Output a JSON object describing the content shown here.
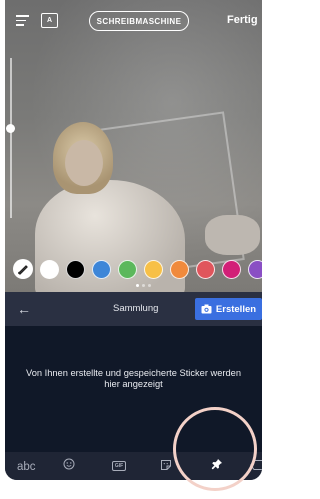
{
  "topbar": {
    "menu_icon": "menu-icon",
    "font_icon_label": "A",
    "font_style_label": "SCHREIBMASCHINE",
    "done_label": "Fertig"
  },
  "colors": {
    "brush_icon": "brush-icon",
    "swatches": [
      "#ffffff",
      "#000000",
      "#3d86d8",
      "#5cb85c",
      "#f7c047",
      "#f08a3c",
      "#e0555c",
      "#d21f77",
      "#8a4fc4"
    ],
    "page_dots": 3,
    "active_page": 1
  },
  "panel": {
    "back_icon": "arrow-left-icon",
    "collection_label": "Sammlung",
    "create_label": "Erstellen",
    "empty_message": "Von Ihnen erstellte und gespeicherte Sticker werden hier angezeigt"
  },
  "toolbar": {
    "abc_label": "abc",
    "gif_label": "GIF",
    "icons": [
      "emoji-icon",
      "gif-icon",
      "sticker-icon",
      "pin-icon",
      "backspace-icon"
    ]
  },
  "accent": "#3a6fe0"
}
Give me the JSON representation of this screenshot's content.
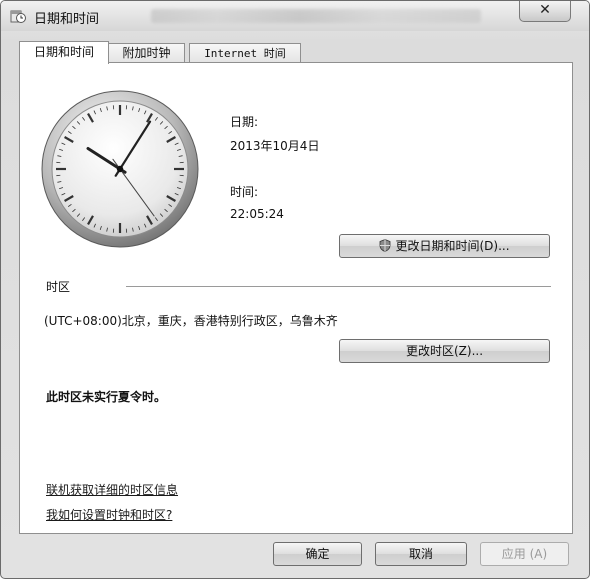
{
  "window": {
    "title": "日期和时间",
    "close_glyph": "✕"
  },
  "tabs": [
    {
      "label": "日期和时间",
      "active": true
    },
    {
      "label": "附加时钟",
      "active": false
    },
    {
      "label": "Internet 时间",
      "active": false
    }
  ],
  "datetime": {
    "date_label": "日期:",
    "date_value": "2013年10月4日",
    "time_label": "时间:",
    "time_value": "22:05:24",
    "change_button": "更改日期和时间(D)..."
  },
  "timezone": {
    "section_label": "时区",
    "value": "(UTC+08:00)北京，重庆，香港特别行政区，乌鲁木齐",
    "change_button": "更改时区(Z)...",
    "dst_note": "此时区未实行夏令时。"
  },
  "links": {
    "online_info": "联机获取详细的时区信息",
    "how_to": "我如何设置时钟和时区?"
  },
  "footer": {
    "ok": "确定",
    "cancel": "取消",
    "apply": "应用 (A)"
  },
  "clock": {
    "hour": 22,
    "minute": 5,
    "second": 24
  }
}
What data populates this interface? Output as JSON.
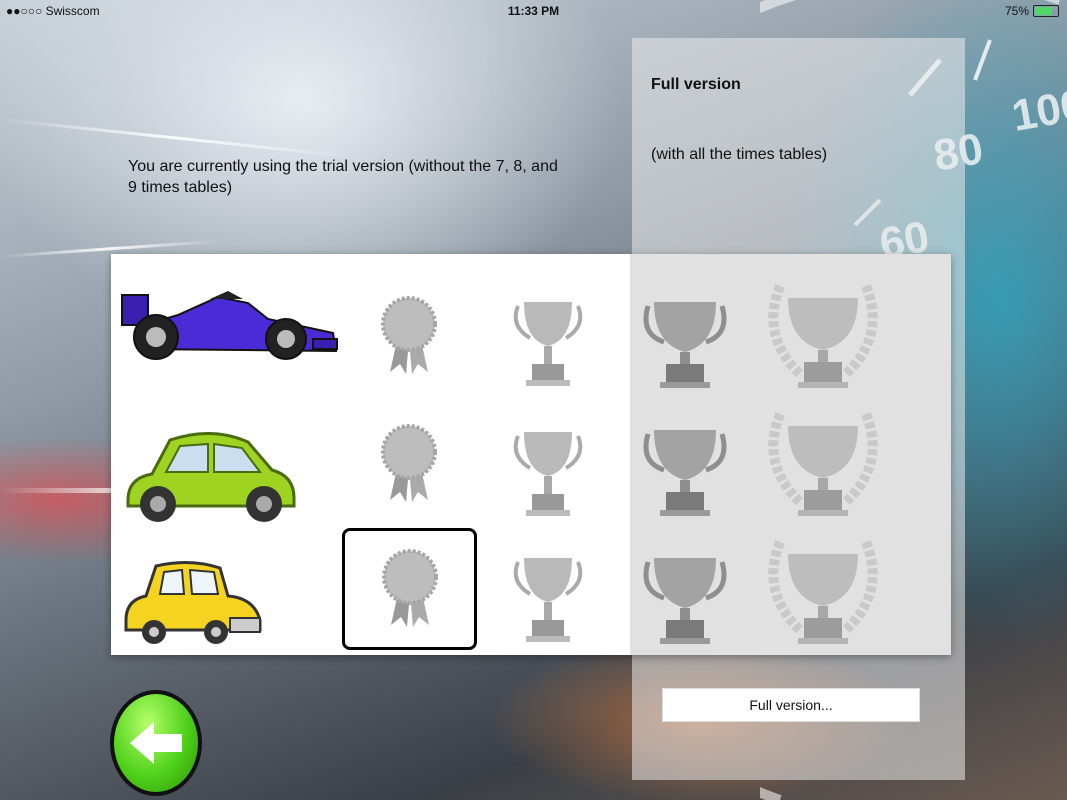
{
  "status_bar": {
    "carrier": "●●○○○ Swisscom",
    "time": "11:33 PM",
    "battery": "75%"
  },
  "trial": {
    "message": "You are currently using the trial version (without the 7, 8, and 9 times tables)"
  },
  "full_version": {
    "title": "Full version",
    "subtitle": "(with all the times tables)",
    "button_label": "Full version..."
  },
  "speedometer": {
    "labels": [
      "100",
      "80",
      "60"
    ]
  },
  "rows": [
    {
      "vehicle": "formula-one-car",
      "selected_column": null
    },
    {
      "vehicle": "green-beetle-car",
      "selected_column": null
    },
    {
      "vehicle": "yellow-cartoon-car",
      "selected_column": "medal"
    }
  ],
  "colors": {
    "back_button": "#4fd11a",
    "f1_car": "#4b2bd6",
    "beetle_car": "#9ed321",
    "cartoon_car": "#f5d421"
  }
}
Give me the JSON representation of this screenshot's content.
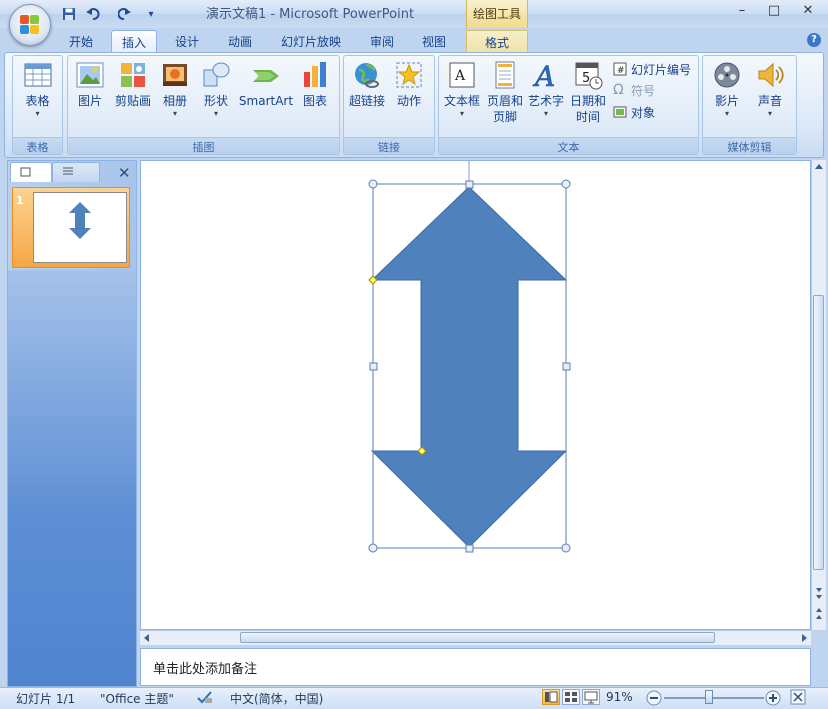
{
  "window": {
    "title": "演示文稿1 - Microsoft PowerPoint",
    "context_tab_group": "绘图工具",
    "controls": {
      "minimize": "–",
      "maximize": "□",
      "close": "✕"
    }
  },
  "qat": {
    "customize": "▾"
  },
  "tabs": [
    {
      "label": "开始"
    },
    {
      "label": "插入"
    },
    {
      "label": "设计"
    },
    {
      "label": "动画"
    },
    {
      "label": "幻灯片放映"
    },
    {
      "label": "审阅"
    },
    {
      "label": "视图"
    },
    {
      "label": "格式"
    }
  ],
  "ribbon": {
    "groups": {
      "tables": {
        "label": "表格",
        "table": "表格"
      },
      "illustrations": {
        "label": "插图",
        "picture": "图片",
        "clipart": "剪贴画",
        "album": "相册",
        "shapes": "形状",
        "smartart": "SmartArt",
        "chart": "图表"
      },
      "links": {
        "label": "链接",
        "hyperlink": "超链接",
        "action": "动作"
      },
      "text": {
        "label": "文本",
        "textbox": "文本框",
        "header_footer_1": "页眉和",
        "header_footer_2": "页脚",
        "wordart": "艺术字",
        "datetime_1": "日期和",
        "datetime_2": "时间",
        "slide_number": "幻灯片编号",
        "symbol": "符号",
        "object": "对象"
      },
      "media": {
        "label": "媒体剪辑",
        "movie": "影片",
        "sound": "声音"
      }
    },
    "dropdown_glyph": "▾"
  },
  "slides_pane": {
    "slide_number": "1",
    "close": "✕"
  },
  "notes": {
    "placeholder": "单击此处添加备注"
  },
  "status": {
    "slide": "幻灯片 1/1",
    "theme": "\"Office 主题\"",
    "language": "中文(简体，中国)",
    "zoom": "91%"
  },
  "colors": {
    "shape_fill": "#4f81bd",
    "shape_stroke": "#3a6aa8"
  }
}
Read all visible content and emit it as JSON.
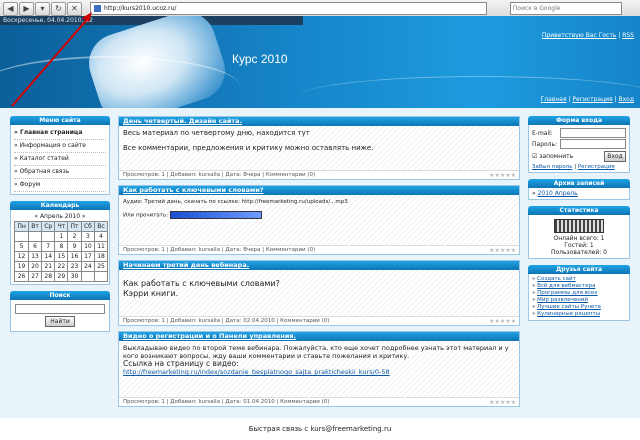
{
  "browser": {
    "address": "http://kurs2010.ucoz.ru/",
    "search_placeholder": "Поиск в Google"
  },
  "header": {
    "date_line": "Воскресенье, 04.04.2010, 22",
    "site_title": "Курс 2010",
    "greeting": "Приветствую Вас Гость",
    "rss": "RSS",
    "links": [
      "Главная",
      "Регистрация",
      "Вход"
    ]
  },
  "left": {
    "menu_title": "Меню сайта",
    "menu": [
      "Главная страница",
      "Информация о сайте",
      "Каталог статей",
      "Обратная связь",
      "Форум"
    ],
    "calendar_title": "Календарь",
    "calendar_month": "« Апрель 2010 »",
    "weekdays": [
      "Пн",
      "Вт",
      "Ср",
      "Чт",
      "Пт",
      "Сб",
      "Вс"
    ],
    "weeks": [
      [
        "",
        "",
        "",
        "1",
        "2",
        "3",
        "4"
      ],
      [
        "5",
        "6",
        "7",
        "8",
        "9",
        "10",
        "11"
      ],
      [
        "12",
        "13",
        "14",
        "15",
        "16",
        "17",
        "18"
      ],
      [
        "19",
        "20",
        "21",
        "22",
        "23",
        "24",
        "25"
      ],
      [
        "26",
        "27",
        "28",
        "29",
        "30",
        "",
        ""
      ]
    ],
    "search_title": "Поиск",
    "search_button": "Найти"
  },
  "posts": [
    {
      "title": "День четвертый. Дизайн сайта.",
      "body1": "Весь материал по четвертому дню, находится тут",
      "body2": "Все комментарии, предложения и критику можно оставлять ниже.",
      "meta": "Просмотров: 1 | Добавил: kursalla | Дата: Вчера | Комментарии (0)"
    },
    {
      "title": "Как работать с ключевыми словами?",
      "body1": "Аудио: Третий день, скачать по ссылке: http://freemarketing.ru/uploads/...mp3",
      "body2": "Или прочитать:",
      "meta": "Просмотров: 1 | Добавил: kursalla | Дата: Вчера | Комментарии (0)"
    },
    {
      "title": "Начинаем третий день вебинара.",
      "body1": "Как работать с ключевыми словами?",
      "body2": "Кэрри книги.",
      "meta": "Просмотров: 1 | Добавил: kursalla | Дата: 02.04.2010 | Комментарии (0)"
    },
    {
      "title": "Видео о регистрации и о Панели управления.",
      "body1": "Выкладываю видео по второй теме вебинара. Пожалуйста, кто еще хочет подробнее узнать этот материал и у кого возникают вопросы, жду ваши комментарии и ставьте пожелания и критику.",
      "body2": "Ссылка на страницу с видео:",
      "body3": "http://freemarketing.ru/index/sozdanie_besplatnogo_sajta_prakticheskii_kurs/0-58",
      "meta": "Просмотров: 1 | Добавил: kursalla | Дата: 01.04.2010 | Комментарии (0)"
    }
  ],
  "right": {
    "login_title": "Форма входа",
    "email_label": "E-mail:",
    "password_label": "Пароль:",
    "remember": "запомнить",
    "login_button": "Вход",
    "forgot": "Забыл пароль",
    "register": "Регистрация",
    "archive_title": "Архив записей",
    "archive_item": "2010 Апрель",
    "stats_title": "Статистика",
    "online": [
      "Онлайн всего: 1",
      "Гостей: 1",
      "Пользователей: 0"
    ],
    "friends_title": "Друзья сайта",
    "friends": [
      "Создать сайт",
      "Всё для вебмастера",
      "Программы для всех",
      "Мир развлечений",
      "Лучшие сайты Рунета",
      "Кулинарные рецепты"
    ]
  },
  "footer": {
    "text": "Быстрая связь с kurs@freemarketing.ru"
  }
}
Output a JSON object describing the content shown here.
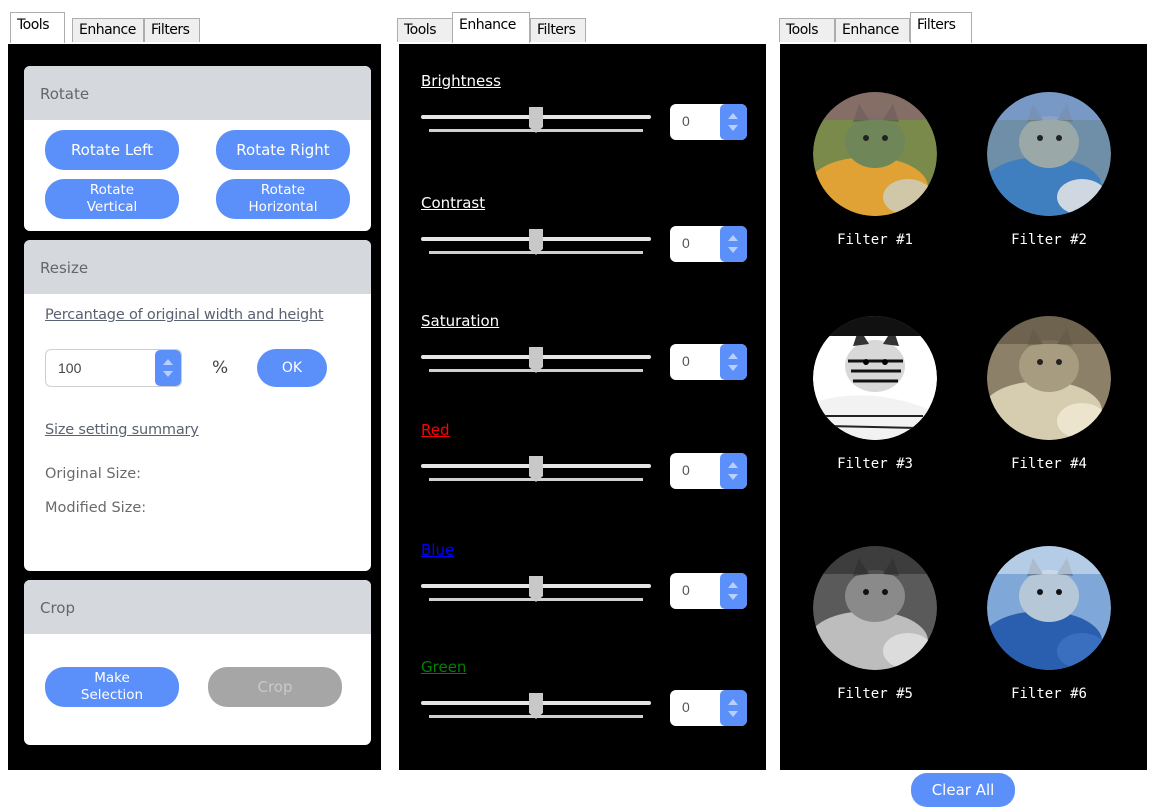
{
  "tools_panel": {
    "tabs": [
      "Tools",
      "Enhance",
      "Filters"
    ],
    "rotate": {
      "title": "Rotate",
      "rotate_left": "Rotate Left",
      "rotate_right": "Rotate Right",
      "rotate_vertical_1": "Rotate",
      "rotate_vertical_2": "Vertical",
      "rotate_horizontal_1": "Rotate",
      "rotate_horizontal_2": "Horizontal"
    },
    "resize": {
      "title": "Resize",
      "percentage_link": "Percantage of original width and height",
      "value": "100",
      "unit": "%",
      "ok": "OK",
      "summary_link": "Size setting summary",
      "original_size": "Original Size:",
      "modified_size": "Modified Size:"
    },
    "crop": {
      "title": "Crop",
      "make_selection_1": "Make",
      "make_selection_2": "Selection",
      "crop": "Crop"
    }
  },
  "enhance_panel": {
    "tabs": [
      "Tools",
      "Enhance",
      "Filters"
    ],
    "sliders": [
      {
        "label": "Brightness",
        "value": "0",
        "color": "#ffffff"
      },
      {
        "label": "Contrast",
        "value": "0",
        "color": "#ffffff"
      },
      {
        "label": "Saturation",
        "value": "0",
        "color": "#ffffff"
      },
      {
        "label": "Red",
        "value": "0",
        "color": "#ff0000"
      },
      {
        "label": "Blue",
        "value": "0",
        "color": "#0000ff"
      },
      {
        "label": "Green",
        "value": "0",
        "color": "#008000"
      }
    ]
  },
  "filters_panel": {
    "tabs": [
      "Tools",
      "Enhance",
      "Filters"
    ],
    "filters": [
      {
        "label": "Filter #1"
      },
      {
        "label": "Filter #2"
      },
      {
        "label": "Filter #3"
      },
      {
        "label": "Filter #4"
      },
      {
        "label": "Filter #5"
      },
      {
        "label": "Filter #6"
      }
    ],
    "clear_all": "Clear All"
  }
}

= = = =

## Problem description:
Reproduce each line of the material containing the word "Добавил".

## Correct result:
      "meta": "Просмотров: 1 | Добавил: kursalla | Дата: Вчера | Комментарии (0)"
      "meta": "Просмотров: 1 | Добавил: kursalla | Дата: Вчера | Комментарии (0)"
      "meta": "Просмотров: 1 | Добавил: kursalla | Дата: 02.04.2010 | Комментарии (0)"
      "meta": "Просмотров: 1 | Добавил: kursalla | Дата: 01.04.2010 | Комментарии (0)"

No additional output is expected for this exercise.